▶ _WORK TO COMPLETE_:
Look through the data below. Show each line where the string "placeholder" occurs.

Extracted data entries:
## start

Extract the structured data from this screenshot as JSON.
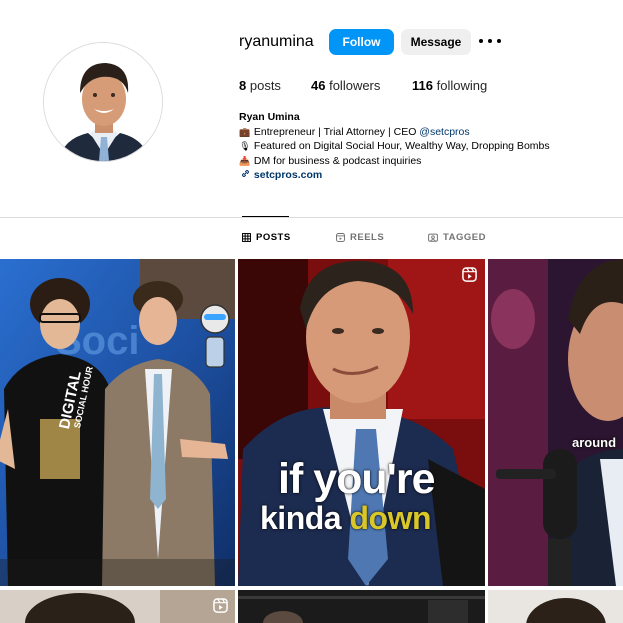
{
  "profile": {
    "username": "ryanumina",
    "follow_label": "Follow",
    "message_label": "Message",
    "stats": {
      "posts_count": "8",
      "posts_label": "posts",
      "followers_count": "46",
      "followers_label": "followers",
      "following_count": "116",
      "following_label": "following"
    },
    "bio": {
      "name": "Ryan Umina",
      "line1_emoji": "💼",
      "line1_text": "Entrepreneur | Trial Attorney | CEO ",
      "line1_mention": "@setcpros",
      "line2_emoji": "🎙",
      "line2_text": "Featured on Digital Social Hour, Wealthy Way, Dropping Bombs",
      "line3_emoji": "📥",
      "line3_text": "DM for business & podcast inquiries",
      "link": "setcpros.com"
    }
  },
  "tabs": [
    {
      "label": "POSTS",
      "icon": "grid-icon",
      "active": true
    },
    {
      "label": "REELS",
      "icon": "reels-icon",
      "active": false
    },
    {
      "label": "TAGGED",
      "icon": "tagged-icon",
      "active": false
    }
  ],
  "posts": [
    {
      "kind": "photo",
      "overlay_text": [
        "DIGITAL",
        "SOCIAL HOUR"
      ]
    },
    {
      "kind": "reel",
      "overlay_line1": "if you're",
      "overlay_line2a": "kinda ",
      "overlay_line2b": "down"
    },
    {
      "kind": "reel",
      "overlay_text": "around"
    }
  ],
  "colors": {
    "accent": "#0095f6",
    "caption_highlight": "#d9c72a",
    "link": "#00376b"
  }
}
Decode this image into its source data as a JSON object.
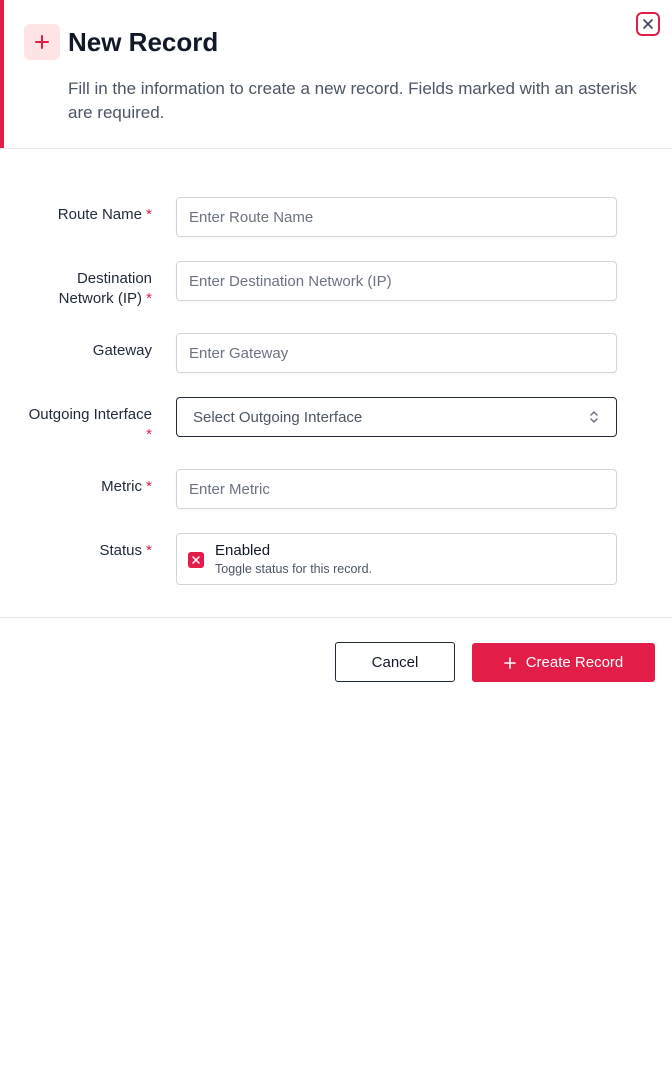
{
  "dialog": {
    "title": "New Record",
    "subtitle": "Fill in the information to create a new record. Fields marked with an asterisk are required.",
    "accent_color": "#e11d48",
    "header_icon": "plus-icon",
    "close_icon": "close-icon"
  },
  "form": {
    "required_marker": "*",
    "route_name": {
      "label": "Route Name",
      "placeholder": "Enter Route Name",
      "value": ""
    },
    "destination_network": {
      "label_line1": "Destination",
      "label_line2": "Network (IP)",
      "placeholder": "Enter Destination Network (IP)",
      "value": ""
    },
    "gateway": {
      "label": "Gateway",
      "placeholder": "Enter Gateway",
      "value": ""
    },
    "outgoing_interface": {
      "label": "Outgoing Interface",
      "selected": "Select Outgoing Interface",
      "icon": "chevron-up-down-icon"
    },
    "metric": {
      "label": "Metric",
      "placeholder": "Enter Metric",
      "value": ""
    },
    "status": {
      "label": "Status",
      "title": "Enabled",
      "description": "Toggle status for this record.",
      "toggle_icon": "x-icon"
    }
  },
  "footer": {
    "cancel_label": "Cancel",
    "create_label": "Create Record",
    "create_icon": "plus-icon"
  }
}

## end

▶ _ANSWER_:
      "placeholder": "Enter Route Name",
      "placeholder": "Enter Destination Network (IP)",
      "placeholder": "Enter Gateway",
      "placeholder": "Enter Metric",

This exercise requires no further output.